**PROBLEM:** Please copy every line below that contains the string "xlabel".

**EXTRACTED ENTRIES:**

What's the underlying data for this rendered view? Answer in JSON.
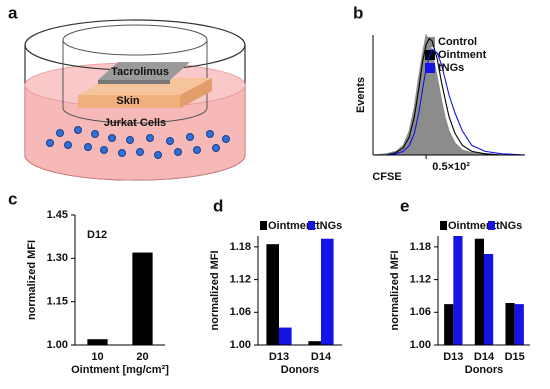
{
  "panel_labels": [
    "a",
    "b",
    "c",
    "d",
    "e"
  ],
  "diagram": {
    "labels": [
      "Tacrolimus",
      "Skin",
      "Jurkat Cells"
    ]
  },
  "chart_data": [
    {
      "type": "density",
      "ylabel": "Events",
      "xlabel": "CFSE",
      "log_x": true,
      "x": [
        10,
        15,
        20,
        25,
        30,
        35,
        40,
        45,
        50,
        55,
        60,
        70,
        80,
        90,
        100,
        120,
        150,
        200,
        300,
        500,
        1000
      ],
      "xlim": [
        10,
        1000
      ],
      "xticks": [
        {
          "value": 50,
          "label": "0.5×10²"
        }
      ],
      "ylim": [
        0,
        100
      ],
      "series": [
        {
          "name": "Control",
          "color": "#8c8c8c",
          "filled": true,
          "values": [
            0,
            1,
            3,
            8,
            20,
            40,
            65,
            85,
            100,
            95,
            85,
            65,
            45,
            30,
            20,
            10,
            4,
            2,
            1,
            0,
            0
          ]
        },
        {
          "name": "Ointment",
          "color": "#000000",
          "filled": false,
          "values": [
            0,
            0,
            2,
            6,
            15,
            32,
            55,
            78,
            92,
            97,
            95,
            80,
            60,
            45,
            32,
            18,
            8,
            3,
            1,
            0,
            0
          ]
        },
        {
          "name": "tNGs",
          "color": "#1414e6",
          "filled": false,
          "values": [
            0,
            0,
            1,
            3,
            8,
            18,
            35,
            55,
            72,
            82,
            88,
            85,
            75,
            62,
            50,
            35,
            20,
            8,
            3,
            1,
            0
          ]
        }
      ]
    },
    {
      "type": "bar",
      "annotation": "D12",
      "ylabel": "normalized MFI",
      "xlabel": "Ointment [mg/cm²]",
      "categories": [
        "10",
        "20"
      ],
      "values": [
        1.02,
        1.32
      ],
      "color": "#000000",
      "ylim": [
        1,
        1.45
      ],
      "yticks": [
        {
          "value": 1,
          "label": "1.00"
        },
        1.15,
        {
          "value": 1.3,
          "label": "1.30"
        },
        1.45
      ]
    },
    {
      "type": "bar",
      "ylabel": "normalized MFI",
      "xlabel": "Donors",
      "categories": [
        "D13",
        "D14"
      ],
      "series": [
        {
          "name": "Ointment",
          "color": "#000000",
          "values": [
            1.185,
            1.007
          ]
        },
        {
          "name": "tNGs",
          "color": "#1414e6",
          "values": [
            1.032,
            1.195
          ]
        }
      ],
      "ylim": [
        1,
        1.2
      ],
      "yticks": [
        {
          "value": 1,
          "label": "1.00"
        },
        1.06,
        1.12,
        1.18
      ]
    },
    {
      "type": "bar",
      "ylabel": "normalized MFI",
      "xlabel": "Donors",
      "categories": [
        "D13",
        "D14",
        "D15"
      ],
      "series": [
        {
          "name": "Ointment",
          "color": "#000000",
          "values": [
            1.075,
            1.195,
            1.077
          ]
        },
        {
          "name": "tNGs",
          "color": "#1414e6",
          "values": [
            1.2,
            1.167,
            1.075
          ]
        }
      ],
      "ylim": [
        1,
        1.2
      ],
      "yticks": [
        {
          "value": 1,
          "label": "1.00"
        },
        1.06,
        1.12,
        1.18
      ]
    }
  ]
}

---

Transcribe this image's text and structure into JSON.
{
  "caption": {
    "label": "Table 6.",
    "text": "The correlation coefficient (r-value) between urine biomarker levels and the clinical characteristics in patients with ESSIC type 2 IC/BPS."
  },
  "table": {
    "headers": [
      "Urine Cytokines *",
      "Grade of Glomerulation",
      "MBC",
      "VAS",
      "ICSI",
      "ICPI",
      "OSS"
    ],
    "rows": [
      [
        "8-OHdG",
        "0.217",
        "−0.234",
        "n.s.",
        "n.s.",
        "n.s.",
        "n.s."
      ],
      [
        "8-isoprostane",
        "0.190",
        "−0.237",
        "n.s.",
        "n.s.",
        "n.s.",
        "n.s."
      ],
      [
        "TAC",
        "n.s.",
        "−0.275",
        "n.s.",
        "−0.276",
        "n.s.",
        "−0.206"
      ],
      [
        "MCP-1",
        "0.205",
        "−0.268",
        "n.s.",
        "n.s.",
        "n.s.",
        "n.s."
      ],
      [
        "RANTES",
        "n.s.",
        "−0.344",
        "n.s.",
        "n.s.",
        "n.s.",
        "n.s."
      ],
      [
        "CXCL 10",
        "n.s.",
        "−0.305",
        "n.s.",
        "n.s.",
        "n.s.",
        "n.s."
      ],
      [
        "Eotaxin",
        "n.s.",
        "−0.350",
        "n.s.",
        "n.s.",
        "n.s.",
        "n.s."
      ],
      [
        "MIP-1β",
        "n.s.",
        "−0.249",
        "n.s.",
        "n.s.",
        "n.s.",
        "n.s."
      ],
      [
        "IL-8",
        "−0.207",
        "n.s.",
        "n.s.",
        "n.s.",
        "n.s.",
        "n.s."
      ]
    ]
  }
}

**WRITTEN SOLUTION:**
      "xlabel": "CFSE",
      "xlabel": "Ointment [mg/cm²]",
      "xlabel": "Donors",
      "xlabel": "Donors",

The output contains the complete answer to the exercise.